● **What to do**: In the records below, tally every line containing "HIIT". Report only the total.

-.-.-

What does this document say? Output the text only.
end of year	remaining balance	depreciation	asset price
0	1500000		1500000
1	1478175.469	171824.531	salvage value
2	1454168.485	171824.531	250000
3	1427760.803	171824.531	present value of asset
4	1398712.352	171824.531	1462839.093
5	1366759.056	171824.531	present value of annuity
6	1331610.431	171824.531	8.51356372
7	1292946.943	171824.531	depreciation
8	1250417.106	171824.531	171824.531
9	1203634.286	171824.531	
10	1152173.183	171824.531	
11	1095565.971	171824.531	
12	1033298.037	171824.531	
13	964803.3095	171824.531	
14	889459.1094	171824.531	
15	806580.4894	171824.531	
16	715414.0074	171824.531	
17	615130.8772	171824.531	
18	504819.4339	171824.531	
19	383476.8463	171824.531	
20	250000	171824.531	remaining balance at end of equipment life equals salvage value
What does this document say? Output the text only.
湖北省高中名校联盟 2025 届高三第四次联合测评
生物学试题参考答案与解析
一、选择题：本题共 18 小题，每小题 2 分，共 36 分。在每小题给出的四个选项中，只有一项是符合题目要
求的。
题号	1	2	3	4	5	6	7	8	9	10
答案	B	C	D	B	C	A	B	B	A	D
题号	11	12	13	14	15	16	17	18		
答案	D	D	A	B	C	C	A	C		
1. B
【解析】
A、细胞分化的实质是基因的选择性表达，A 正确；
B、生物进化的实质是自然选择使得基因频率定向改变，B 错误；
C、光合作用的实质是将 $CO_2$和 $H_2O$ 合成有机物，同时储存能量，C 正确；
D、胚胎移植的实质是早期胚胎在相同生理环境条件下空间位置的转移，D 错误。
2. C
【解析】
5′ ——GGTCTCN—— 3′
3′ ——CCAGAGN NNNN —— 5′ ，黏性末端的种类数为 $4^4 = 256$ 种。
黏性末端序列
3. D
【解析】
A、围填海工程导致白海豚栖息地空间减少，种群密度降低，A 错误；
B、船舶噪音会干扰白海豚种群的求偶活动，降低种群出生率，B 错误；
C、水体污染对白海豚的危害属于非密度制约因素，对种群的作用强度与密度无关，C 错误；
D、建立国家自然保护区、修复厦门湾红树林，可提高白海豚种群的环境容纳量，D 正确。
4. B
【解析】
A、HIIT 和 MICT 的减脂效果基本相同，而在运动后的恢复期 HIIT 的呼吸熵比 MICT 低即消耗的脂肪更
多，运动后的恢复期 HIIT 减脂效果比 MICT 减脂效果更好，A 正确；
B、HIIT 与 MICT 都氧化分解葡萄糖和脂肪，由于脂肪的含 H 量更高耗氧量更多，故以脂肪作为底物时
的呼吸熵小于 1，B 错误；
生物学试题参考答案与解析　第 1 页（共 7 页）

-.-.-

● **Problem solution**: 3